### WHAT YOU NEED TO DO
Scan the entries below and report only how many lines contain "enough".

### MATERIAL FOR THIS EXERCISE
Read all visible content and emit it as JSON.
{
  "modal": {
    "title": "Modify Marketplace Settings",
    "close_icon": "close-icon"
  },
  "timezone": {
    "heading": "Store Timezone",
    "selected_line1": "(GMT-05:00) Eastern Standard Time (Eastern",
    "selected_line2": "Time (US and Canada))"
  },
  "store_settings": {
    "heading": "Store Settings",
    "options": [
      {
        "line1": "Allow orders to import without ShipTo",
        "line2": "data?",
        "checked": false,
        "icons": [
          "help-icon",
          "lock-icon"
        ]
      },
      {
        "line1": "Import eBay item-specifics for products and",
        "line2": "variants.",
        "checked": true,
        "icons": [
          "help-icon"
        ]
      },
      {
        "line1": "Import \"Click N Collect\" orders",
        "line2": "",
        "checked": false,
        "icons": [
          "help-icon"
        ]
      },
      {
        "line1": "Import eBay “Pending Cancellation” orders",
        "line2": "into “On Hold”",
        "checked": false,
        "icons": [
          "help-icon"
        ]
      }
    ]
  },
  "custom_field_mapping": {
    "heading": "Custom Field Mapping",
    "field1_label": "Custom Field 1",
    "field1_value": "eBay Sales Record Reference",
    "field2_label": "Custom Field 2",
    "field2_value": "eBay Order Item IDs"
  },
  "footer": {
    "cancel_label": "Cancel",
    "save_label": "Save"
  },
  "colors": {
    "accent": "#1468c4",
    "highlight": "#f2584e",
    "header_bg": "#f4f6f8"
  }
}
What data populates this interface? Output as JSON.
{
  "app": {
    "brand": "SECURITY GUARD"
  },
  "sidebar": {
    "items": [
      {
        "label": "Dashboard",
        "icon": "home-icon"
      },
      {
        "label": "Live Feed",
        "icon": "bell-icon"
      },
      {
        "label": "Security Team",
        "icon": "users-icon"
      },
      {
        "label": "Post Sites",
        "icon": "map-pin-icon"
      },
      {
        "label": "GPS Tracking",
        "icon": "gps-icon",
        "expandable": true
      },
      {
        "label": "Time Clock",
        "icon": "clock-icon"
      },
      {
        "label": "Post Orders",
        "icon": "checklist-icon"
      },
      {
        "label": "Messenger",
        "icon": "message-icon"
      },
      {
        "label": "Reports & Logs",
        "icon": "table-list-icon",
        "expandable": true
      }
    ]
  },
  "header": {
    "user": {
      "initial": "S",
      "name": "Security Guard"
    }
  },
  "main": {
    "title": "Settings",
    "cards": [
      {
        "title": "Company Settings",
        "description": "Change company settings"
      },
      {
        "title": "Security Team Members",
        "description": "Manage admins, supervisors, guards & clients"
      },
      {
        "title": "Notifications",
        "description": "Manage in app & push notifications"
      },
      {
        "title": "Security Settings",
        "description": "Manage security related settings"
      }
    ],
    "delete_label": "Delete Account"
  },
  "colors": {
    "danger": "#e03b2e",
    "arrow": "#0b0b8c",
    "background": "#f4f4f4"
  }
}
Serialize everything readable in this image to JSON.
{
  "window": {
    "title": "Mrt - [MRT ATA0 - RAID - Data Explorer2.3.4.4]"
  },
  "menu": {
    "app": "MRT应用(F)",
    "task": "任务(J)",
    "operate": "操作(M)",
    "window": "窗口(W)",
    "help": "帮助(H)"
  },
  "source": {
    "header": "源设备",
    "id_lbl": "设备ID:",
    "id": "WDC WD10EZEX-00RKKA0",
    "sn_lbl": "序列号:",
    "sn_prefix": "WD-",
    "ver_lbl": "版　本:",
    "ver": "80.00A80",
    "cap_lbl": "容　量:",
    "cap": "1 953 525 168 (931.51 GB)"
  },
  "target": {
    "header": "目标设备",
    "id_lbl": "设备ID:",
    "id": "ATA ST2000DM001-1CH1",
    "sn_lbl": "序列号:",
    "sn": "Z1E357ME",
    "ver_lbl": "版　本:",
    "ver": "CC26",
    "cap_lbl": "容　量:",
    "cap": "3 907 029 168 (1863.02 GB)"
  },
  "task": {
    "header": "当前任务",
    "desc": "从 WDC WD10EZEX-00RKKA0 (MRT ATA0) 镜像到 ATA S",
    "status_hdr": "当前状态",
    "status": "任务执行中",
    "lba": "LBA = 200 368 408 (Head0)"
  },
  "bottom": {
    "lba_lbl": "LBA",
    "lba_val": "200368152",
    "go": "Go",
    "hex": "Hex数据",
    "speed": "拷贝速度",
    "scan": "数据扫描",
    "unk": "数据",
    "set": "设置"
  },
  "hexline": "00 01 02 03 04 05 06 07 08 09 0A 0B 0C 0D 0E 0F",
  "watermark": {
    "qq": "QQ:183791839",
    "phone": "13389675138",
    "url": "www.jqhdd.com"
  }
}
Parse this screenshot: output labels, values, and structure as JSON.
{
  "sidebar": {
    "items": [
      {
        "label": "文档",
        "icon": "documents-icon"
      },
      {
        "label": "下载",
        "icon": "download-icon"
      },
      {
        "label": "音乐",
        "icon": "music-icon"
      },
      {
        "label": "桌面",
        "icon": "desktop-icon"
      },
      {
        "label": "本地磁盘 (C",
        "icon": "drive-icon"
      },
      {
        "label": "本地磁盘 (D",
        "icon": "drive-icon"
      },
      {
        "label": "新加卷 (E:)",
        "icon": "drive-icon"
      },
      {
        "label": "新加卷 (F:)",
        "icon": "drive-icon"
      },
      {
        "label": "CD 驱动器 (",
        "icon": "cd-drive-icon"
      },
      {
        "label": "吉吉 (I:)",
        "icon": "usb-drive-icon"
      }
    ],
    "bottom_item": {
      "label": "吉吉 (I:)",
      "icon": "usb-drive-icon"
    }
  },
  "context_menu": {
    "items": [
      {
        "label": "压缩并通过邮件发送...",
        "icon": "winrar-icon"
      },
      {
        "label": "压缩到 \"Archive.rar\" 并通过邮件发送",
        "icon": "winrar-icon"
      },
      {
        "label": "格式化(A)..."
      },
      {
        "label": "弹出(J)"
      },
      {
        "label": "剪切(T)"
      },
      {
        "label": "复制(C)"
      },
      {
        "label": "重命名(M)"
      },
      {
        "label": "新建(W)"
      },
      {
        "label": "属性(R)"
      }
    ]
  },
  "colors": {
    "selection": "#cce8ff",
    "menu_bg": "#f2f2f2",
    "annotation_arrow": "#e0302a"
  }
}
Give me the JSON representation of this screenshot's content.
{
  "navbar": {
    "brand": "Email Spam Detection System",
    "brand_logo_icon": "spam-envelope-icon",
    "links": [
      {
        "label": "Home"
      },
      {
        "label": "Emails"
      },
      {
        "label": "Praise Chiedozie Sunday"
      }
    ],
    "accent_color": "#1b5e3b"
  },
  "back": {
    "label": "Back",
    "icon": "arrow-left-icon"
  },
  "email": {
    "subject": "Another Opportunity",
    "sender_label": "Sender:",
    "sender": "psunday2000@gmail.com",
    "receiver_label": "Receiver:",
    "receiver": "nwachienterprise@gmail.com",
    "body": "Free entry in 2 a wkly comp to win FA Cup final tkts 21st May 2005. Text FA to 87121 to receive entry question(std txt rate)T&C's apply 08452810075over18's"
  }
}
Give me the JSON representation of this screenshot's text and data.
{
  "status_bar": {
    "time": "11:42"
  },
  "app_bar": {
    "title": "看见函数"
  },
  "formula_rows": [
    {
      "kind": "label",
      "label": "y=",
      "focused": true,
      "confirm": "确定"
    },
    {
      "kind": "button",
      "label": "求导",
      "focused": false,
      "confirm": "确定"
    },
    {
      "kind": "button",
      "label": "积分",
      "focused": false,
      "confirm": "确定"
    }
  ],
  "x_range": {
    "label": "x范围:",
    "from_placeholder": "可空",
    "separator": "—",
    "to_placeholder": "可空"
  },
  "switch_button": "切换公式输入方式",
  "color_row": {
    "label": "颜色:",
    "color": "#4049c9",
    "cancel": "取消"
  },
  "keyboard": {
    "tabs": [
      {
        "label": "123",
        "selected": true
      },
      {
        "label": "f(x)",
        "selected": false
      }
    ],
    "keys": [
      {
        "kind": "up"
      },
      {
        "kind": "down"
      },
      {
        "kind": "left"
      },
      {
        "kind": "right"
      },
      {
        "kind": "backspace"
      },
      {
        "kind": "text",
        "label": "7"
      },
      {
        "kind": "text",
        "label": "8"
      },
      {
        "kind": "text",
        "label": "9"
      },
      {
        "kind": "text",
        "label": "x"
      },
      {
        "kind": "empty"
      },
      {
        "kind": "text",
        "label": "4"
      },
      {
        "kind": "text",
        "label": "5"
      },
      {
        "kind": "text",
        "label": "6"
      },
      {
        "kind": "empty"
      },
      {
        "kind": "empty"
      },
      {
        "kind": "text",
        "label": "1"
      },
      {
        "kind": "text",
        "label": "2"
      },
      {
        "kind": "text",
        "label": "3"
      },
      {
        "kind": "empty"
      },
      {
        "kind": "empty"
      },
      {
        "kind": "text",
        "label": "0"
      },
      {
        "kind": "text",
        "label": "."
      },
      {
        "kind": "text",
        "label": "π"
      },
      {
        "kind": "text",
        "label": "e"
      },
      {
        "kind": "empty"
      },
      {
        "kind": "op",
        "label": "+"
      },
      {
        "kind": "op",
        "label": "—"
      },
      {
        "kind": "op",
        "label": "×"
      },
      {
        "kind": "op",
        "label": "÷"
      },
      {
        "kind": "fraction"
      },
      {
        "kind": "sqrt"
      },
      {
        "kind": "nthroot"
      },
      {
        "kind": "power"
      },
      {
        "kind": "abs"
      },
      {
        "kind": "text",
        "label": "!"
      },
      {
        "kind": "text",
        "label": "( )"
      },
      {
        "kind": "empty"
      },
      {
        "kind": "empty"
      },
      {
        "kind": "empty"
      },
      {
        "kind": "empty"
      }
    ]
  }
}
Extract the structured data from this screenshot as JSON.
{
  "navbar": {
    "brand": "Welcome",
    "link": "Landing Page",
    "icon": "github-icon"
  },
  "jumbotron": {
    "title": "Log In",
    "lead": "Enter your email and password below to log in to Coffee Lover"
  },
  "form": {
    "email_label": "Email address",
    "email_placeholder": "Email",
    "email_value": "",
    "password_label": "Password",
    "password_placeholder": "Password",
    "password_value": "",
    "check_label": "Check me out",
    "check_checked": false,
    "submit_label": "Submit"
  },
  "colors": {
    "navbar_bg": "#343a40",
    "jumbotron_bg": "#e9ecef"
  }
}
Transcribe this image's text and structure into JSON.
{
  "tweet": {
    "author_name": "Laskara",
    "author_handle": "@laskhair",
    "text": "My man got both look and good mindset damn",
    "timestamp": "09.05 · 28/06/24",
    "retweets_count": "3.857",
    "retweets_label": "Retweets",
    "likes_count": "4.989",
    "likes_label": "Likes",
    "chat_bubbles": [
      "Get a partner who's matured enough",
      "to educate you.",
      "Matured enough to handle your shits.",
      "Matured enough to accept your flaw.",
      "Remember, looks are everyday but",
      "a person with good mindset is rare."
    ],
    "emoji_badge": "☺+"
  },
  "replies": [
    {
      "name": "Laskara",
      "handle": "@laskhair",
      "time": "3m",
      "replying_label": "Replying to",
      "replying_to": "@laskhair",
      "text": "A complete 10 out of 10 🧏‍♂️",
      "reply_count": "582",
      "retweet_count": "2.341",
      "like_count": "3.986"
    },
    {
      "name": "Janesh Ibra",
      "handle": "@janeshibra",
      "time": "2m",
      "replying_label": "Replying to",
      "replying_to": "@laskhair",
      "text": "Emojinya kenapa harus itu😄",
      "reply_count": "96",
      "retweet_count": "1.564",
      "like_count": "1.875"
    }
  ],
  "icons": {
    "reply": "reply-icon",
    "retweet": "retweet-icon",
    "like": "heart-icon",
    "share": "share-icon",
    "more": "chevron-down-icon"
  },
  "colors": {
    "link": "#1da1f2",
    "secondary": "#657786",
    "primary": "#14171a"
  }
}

### SOLUTION TO THE PROBLEM
3